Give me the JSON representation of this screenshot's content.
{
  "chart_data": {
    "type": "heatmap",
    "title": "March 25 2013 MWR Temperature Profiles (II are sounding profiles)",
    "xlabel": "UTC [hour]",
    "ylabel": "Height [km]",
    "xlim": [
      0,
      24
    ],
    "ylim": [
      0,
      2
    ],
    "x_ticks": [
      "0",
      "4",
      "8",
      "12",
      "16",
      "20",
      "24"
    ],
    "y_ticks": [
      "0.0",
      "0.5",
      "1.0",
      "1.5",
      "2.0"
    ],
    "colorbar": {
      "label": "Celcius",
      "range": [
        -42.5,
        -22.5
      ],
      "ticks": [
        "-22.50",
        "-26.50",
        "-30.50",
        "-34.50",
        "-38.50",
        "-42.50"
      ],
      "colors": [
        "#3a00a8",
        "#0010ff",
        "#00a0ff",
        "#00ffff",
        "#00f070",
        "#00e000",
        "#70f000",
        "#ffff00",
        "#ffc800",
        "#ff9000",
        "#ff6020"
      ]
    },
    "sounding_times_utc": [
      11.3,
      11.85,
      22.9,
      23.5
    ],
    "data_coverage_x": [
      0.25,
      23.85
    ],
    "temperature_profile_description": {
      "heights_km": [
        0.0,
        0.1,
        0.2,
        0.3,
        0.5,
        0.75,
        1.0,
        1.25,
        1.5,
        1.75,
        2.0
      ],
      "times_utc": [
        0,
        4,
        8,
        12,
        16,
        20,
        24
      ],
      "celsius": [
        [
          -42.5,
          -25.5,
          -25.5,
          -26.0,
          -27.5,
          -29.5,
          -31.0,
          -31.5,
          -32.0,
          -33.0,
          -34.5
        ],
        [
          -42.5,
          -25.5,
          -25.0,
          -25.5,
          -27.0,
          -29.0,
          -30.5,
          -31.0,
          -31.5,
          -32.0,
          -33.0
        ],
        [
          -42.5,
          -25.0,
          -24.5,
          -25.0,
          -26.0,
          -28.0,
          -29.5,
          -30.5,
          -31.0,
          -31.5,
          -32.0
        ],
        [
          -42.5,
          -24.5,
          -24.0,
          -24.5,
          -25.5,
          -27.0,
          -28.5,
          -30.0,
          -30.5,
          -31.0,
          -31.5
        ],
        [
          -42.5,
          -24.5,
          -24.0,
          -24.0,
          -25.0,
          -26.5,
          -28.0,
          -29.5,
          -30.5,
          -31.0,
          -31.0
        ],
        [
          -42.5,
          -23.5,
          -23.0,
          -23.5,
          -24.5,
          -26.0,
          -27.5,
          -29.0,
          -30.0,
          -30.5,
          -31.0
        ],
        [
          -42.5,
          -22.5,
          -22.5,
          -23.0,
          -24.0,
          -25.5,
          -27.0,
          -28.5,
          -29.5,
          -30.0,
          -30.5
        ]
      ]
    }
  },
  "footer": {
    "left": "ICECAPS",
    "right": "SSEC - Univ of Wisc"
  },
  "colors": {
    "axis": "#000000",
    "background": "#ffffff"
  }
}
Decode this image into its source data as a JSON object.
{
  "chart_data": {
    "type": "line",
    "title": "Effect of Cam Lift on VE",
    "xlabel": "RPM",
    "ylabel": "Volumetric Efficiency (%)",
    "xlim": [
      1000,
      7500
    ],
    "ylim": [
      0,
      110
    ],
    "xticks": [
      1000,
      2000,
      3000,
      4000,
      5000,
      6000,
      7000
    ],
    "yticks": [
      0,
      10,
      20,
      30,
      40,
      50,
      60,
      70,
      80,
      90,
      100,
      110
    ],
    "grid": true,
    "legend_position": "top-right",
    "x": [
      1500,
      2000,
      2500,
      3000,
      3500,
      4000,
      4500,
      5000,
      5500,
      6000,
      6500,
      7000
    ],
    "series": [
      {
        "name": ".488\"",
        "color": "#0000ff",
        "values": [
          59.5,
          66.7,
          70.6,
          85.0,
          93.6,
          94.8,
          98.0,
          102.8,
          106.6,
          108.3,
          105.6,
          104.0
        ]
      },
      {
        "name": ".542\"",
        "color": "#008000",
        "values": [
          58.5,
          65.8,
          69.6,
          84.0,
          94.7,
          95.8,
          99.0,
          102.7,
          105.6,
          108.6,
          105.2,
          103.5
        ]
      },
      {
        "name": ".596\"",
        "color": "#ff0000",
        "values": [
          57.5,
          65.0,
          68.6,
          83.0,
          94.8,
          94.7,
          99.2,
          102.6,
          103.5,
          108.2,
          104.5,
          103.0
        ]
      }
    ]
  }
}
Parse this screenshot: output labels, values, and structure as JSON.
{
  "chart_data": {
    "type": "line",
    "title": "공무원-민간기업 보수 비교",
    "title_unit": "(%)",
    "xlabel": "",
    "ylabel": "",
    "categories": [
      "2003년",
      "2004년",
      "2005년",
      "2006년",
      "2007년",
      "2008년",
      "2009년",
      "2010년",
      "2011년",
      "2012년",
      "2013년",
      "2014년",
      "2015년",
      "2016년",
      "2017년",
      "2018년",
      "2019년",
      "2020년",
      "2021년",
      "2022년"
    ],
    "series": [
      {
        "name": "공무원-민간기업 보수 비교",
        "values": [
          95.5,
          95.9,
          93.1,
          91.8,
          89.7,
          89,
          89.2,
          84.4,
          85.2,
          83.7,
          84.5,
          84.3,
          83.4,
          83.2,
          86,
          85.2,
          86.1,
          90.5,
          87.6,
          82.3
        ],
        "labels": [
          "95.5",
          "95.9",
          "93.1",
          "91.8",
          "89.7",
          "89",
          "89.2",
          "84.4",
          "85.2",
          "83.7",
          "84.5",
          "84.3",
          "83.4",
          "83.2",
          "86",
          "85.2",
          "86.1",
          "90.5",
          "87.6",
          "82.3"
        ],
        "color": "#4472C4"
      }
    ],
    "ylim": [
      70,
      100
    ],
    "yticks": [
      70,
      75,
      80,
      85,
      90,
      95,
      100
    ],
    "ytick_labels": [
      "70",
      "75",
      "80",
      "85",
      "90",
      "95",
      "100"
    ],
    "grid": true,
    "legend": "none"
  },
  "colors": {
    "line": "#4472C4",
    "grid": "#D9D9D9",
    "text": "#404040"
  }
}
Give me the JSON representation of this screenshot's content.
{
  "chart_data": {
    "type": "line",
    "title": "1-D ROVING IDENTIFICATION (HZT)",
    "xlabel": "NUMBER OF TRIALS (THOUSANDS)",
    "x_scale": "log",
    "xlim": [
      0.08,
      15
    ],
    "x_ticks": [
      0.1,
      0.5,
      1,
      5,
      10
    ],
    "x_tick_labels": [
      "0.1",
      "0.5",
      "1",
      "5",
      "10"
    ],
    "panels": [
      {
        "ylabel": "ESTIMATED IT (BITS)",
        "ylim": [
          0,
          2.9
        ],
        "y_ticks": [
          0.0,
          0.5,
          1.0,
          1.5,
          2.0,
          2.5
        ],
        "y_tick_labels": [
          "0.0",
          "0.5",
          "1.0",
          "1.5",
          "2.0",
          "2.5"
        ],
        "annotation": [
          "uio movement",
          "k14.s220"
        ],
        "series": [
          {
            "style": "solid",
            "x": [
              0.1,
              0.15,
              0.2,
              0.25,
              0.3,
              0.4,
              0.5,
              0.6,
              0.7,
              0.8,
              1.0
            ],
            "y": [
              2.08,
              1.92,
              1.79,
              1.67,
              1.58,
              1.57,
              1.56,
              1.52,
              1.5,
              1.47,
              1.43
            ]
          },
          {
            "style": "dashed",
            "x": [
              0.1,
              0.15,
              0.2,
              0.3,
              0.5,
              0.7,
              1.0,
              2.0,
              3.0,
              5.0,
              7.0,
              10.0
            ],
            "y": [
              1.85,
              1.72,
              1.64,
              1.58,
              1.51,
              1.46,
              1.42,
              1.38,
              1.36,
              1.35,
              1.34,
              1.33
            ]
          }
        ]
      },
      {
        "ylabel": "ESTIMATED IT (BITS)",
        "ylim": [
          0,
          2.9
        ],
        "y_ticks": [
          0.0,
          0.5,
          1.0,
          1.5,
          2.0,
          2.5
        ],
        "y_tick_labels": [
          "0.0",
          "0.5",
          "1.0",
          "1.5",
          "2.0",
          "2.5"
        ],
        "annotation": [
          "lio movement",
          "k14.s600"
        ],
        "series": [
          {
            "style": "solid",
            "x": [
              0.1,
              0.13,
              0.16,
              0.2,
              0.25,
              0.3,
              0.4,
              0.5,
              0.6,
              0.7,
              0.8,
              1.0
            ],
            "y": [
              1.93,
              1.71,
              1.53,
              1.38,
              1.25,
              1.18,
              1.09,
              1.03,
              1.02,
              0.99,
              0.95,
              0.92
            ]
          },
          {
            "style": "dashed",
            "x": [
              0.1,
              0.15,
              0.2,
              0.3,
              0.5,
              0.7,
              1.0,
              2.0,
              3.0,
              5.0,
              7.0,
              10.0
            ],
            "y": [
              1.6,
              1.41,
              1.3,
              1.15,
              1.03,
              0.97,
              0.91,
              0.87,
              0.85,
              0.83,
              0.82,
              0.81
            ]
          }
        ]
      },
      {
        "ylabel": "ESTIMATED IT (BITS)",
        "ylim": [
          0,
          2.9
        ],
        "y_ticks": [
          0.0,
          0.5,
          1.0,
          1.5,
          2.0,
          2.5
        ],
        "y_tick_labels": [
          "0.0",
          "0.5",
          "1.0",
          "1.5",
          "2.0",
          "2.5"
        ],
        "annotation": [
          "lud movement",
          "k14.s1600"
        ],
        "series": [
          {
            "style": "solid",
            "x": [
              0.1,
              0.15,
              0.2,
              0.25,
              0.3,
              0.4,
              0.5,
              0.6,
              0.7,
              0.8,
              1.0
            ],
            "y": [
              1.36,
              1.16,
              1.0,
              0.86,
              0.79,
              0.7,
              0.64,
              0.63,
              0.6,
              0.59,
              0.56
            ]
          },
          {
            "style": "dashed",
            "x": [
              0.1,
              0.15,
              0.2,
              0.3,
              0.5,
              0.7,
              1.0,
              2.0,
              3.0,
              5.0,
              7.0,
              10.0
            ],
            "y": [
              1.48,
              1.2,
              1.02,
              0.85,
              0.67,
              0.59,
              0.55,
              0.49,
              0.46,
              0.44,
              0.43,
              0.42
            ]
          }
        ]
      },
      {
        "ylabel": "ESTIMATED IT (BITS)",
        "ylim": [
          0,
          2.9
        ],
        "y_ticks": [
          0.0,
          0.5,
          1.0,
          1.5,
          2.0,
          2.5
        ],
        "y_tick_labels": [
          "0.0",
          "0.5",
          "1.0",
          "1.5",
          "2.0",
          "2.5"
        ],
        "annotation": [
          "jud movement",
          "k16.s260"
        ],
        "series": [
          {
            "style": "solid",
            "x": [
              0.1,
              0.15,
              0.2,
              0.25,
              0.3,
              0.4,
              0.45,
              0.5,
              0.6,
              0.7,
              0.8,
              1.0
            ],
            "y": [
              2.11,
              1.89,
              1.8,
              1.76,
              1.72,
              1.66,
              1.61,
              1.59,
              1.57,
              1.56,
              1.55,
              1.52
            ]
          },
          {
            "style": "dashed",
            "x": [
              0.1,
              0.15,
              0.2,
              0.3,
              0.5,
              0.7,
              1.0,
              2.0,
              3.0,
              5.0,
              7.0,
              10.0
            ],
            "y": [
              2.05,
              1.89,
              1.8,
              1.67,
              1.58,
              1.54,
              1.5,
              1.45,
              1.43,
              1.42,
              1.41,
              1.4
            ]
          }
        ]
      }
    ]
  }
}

Stated goal: Write down only how many lines in the listing contain the word "민간기업".

Final result: 2